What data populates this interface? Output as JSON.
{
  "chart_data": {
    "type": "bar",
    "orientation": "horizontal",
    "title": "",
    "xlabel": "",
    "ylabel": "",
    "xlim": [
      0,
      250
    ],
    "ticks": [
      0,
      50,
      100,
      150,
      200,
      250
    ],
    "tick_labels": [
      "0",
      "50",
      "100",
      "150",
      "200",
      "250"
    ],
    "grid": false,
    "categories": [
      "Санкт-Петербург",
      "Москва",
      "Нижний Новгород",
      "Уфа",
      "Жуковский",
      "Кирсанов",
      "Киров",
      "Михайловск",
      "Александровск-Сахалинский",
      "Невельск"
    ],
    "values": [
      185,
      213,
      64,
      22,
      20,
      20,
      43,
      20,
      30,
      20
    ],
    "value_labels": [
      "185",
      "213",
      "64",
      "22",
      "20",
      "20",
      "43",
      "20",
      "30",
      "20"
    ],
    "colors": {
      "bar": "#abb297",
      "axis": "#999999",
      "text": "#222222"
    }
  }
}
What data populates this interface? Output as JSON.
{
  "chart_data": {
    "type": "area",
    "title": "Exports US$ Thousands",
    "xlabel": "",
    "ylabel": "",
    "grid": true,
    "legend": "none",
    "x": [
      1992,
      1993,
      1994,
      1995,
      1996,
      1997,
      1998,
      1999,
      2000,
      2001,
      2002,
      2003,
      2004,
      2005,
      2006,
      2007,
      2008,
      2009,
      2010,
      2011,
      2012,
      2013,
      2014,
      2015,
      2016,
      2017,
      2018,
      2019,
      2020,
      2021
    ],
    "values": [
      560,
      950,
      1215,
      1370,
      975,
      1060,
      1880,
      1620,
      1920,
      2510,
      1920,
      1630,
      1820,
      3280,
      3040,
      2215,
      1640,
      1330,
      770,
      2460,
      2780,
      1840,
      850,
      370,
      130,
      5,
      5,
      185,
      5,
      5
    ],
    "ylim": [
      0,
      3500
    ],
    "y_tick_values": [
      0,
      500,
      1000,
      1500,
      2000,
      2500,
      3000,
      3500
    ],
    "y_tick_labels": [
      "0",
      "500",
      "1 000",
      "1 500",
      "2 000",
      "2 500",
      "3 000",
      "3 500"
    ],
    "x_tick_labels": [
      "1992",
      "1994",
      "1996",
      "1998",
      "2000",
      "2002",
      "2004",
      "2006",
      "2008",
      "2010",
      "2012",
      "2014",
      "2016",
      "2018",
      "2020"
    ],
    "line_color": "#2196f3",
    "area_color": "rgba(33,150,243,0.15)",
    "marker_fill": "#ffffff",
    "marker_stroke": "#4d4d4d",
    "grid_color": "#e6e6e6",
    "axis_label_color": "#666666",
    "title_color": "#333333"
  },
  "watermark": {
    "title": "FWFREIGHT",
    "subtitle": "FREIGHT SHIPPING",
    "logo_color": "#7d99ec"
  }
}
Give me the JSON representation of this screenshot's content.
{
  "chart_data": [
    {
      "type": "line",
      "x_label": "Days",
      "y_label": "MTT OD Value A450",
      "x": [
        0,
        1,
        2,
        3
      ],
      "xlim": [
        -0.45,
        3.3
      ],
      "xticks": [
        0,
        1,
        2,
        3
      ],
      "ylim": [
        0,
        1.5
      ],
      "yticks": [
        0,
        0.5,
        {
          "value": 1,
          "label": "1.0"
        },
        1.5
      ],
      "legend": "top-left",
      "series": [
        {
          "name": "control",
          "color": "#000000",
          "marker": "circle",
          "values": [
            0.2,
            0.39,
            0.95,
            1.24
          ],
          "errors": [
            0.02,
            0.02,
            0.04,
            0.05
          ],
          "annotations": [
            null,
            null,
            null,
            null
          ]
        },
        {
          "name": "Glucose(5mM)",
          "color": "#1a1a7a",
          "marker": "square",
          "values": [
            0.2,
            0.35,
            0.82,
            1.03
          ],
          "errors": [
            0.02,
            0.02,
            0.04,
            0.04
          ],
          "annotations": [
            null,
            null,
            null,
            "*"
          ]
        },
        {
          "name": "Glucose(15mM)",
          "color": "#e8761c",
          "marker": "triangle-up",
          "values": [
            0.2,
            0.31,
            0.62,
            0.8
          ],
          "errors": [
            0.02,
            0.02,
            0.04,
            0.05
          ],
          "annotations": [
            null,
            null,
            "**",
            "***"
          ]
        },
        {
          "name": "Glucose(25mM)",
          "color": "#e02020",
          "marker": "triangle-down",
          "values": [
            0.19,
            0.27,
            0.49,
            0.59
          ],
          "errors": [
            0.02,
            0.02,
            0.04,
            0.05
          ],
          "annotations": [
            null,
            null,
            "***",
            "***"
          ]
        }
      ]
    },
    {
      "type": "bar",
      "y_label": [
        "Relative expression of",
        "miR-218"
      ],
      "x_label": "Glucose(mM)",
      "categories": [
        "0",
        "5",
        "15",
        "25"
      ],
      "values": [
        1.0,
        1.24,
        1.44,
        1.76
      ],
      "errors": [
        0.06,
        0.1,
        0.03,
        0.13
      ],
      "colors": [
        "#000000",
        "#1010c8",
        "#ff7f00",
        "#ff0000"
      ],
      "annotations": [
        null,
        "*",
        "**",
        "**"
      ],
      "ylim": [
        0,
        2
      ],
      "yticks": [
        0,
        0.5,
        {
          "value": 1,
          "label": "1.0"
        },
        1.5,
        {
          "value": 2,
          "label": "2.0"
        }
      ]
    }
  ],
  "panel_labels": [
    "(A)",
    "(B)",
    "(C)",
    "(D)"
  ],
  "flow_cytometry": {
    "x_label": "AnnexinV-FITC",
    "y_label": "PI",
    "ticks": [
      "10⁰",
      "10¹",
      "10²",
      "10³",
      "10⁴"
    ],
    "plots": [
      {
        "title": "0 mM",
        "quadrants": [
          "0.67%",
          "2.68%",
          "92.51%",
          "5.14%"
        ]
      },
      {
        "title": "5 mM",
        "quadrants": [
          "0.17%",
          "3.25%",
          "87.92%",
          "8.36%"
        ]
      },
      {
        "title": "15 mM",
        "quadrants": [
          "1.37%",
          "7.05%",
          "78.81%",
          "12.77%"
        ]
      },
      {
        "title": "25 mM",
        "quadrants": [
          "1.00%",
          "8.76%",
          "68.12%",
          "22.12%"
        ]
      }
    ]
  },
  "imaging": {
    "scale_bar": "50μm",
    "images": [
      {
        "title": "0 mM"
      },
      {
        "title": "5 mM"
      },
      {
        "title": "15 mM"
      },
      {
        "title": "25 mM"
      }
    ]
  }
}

=-=-=-=-=

Exercise
Where a line above contains the string "triangle", copy that line.

Finished task
          "marker": "triangle-up",
          "marker": "triangle-down",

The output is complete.